GIVEN TASK >>
Select each line where the word "title" appears.

------------------------------------------------------------------------

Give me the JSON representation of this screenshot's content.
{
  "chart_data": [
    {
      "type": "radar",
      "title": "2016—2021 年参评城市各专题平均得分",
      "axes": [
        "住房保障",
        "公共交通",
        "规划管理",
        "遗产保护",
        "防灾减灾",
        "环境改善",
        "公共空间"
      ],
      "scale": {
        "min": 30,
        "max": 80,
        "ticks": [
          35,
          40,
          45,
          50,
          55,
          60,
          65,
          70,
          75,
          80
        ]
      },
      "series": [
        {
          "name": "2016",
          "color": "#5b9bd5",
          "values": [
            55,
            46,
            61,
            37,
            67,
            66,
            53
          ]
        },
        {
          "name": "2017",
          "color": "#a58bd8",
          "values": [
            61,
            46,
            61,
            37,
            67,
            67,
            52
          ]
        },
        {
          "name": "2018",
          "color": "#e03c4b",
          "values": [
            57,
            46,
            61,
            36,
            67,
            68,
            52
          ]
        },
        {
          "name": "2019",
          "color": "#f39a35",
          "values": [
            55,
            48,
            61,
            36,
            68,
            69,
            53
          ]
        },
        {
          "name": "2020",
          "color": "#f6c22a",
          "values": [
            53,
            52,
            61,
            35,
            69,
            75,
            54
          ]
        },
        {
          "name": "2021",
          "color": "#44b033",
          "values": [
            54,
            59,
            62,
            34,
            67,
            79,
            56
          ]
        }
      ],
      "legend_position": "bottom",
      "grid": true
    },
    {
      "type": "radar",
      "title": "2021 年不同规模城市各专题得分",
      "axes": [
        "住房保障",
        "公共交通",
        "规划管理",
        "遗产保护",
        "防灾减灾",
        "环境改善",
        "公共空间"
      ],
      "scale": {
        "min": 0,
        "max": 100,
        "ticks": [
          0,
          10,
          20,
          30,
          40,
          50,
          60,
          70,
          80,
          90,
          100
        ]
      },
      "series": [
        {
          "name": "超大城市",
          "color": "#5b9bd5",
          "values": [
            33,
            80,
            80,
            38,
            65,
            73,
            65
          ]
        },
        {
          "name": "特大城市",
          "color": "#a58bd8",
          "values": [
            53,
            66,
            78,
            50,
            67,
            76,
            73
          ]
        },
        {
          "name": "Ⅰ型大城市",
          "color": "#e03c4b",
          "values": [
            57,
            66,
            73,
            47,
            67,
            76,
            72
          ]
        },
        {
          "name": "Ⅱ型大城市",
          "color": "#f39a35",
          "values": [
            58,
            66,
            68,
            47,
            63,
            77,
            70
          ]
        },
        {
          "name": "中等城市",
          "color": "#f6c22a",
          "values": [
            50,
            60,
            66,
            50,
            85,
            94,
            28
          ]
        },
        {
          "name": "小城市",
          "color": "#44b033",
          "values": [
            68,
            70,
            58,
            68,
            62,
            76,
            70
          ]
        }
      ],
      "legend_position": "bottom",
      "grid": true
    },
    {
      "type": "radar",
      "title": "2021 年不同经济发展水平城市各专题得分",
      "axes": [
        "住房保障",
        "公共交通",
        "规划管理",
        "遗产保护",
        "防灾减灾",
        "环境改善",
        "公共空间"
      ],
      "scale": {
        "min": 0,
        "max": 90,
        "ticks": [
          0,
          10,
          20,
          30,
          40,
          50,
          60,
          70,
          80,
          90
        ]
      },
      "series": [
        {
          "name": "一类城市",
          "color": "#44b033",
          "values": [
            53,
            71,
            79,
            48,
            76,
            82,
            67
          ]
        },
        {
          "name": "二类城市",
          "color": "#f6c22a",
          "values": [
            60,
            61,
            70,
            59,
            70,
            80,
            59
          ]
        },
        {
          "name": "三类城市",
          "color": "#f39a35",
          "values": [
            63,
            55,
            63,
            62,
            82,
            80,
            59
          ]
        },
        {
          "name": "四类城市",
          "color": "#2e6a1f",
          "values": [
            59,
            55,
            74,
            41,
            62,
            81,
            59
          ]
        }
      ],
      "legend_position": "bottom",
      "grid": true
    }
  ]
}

------------------------------------------------------------------------

RESULT FOR THIS EXERCISE >>
      "title": "2016—2021 年参评城市各专题平均得分",
      "title": "2021 年不同规模城市各专题得分",
      "title": "2021 年不同经济发展水平城市各专题得分",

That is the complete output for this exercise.